DESCRIPTION OF THE TASK:
Keep the images out and copy every entry below exactly.

(Data excerpts)
▬▬▬▬▬▬▬▬▬▬
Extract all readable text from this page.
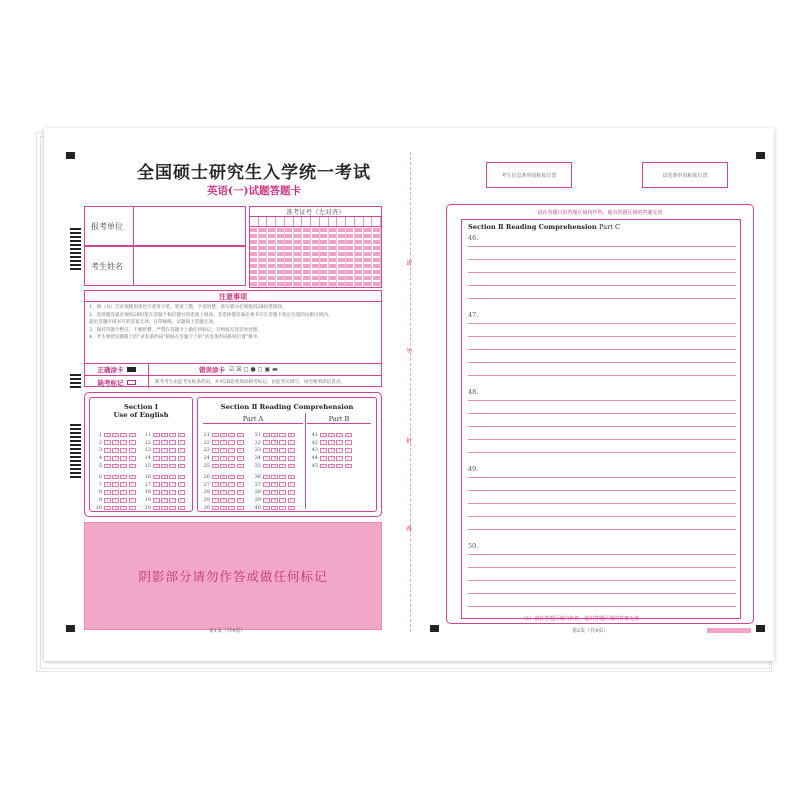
全国硕士研究生入学统一考试
英语(一)试题答题卡
报考单位
考生姓名
准考证号（左对齐）
注意事项
1．填（书）写必须使用黑色字迹签字笔，笔迹工整，字迹清楚；涂写部分必须使用2B铅笔填涂。
2．选择题答案必须用2B铅笔在答题卡相应题号的选项上填涂。非选择题答案必须书写在答题卡指定位置的边框区域内。
超出答题区域书写的答案无效；在草稿纸、试题册上答题无效。
3．保持答题卡整洁，不要折叠，严禁在答题卡上做任何标记，否则按无效答卷处理。
4．考生须把试题册上的“试卷条形码”粘贴在答题卡上的“试卷条形码粘贴位置”框中。
正确涂卡	错误涂卡 ☑ ☒ ◻ ● ◻ ▣ ▬
缺考标记	缺考考生由监考员贴条形码，并用2B铅笔填涂缺考标记，由监考员填写，请勿要填涂信息点。
Section I
Use of English
Section Ⅱ Reading Comprehension
Part A	Part B
1	A	B	C	D
2	A	B	C	D
3	A	B	C	D
4	A	B	C	D
5	A	B	C	D
6	A	B	C	D
7	A	B	C	D
8	A	B	C	D
9	A	B	C	D
10	A	B	C	D
11	A	B	C	D
12	A	B	C	D
13	A	B	C	D
14	A	B	C	D
15	A	B	C	D
16	A	B	C	D
17	A	B	C	D
18	A	B	C	D
19	A	B	C	D
20	A	B	C	D
21	A	B	C	D
22	A	B	C	D
23	A	B	C	D
24	A	B	C	D
25	A	B	C	D
26	A	B	C	D
27	A	B	C	D
28	A	B	C	D
29	A	B	C	D
30	A	B	C	D
31	A	B	C	D
32	A	B	C	D
33	A	B	C	D
34	A	B	C	D
35	A	B	C	D
36	A	B	C	D
37	A	B	C	D
38	A	B	C	D
39	A	B	C	D
40	A	B	C	D
41	A	B	C	D
42	A	B	C	D
43	A	B	C	D
44	A	B	C	D
45	A	B	C	D
阴影部分请勿作答或做任何标记
第1页（共4页）
请
勿
折
叠
考生信息条形码粘贴位置	试卷条形码粘贴位置
请在各题目的答题区域内作答，超出答题区域的答案无效
Section Ⅱ Reading Comprehension Part C
46.
47.
48.
49.
50.
（5）请在答题区域内作答，超出答题区域的答案无效
第2页（共4页）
▬▬▬▬▬▬▬▬▬▬
WRITTEN RESPONSE:
Extract all readable text from this page.
全国硕士研究生入学统一考试
英语(一)试题答题卡
报考单位
考生姓名
准考证号（左对齐）
注意事项
1．填（书）写必须使用黑色字迹签字笔，笔迹工整，字迹清楚；涂写部分必须使用2B铅笔填涂。
2．选择题答案必须用2B铅笔在答题卡相应题号的选项上填涂。非选择题答案必须书写在答题卡指定位置的边框区域内。
超出答题区域书写的答案无效；在草稿纸、试题册上答题无效。
3．保持答题卡整洁，不要折叠，严禁在答题卡上做任何标记，否则按无效答卷处理。
4．考生须把试题册上的“试卷条形码”粘贴在答题卡上的“试卷条形码粘贴位置”框中。
正确涂卡	错误涂卡 ☑ ☒ ◻ ● ◻ ▣ ▬
缺考标记	缺考考生由监考员贴条形码，并用2B铅笔填涂缺考标记，由监考员填写，请勿要填涂信息点。
Section I
Use of English
Section Ⅱ Reading Comprehension
Part A	Part B
1	A	B	C	D
2	A	B	C	D
3	A	B	C	D
4	A	B	C	D
5	A	B	C	D
6	A	B	C	D
7	A	B	C	D
8	A	B	C	D
9	A	B	C	D
10	A	B	C	D
11	A	B	C	D
12	A	B	C	D
13	A	B	C	D
14	A	B	C	D
15	A	B	C	D
16	A	B	C	D
17	A	B	C	D
18	A	B	C	D
19	A	B	C	D
20	A	B	C	D
21	A	B	C	D
22	A	B	C	D
23	A	B	C	D
24	A	B	C	D
25	A	B	C	D
26	A	B	C	D
27	A	B	C	D
28	A	B	C	D
29	A	B	C	D
30	A	B	C	D
31	A	B	C	D
32	A	B	C	D
33	A	B	C	D
34	A	B	C	D
35	A	B	C	D
36	A	B	C	D
37	A	B	C	D
38	A	B	C	D
39	A	B	C	D
40	A	B	C	D
41	A	B	C	D
42	A	B	C	D
43	A	B	C	D
44	A	B	C	D
45	A	B	C	D
阴影部分请勿作答或做任何标记
第1页（共4页）
请
勿
折
叠
考生信息条形码粘贴位置	试卷条形码粘贴位置
请在各题目的答题区域内作答，超出答题区域的答案无效
Section Ⅱ Reading Comprehension Part C
46.
47.
48.
49.
50.
（5）请在答题区域内作答，超出答题区域的答案无效
第2页（共4页）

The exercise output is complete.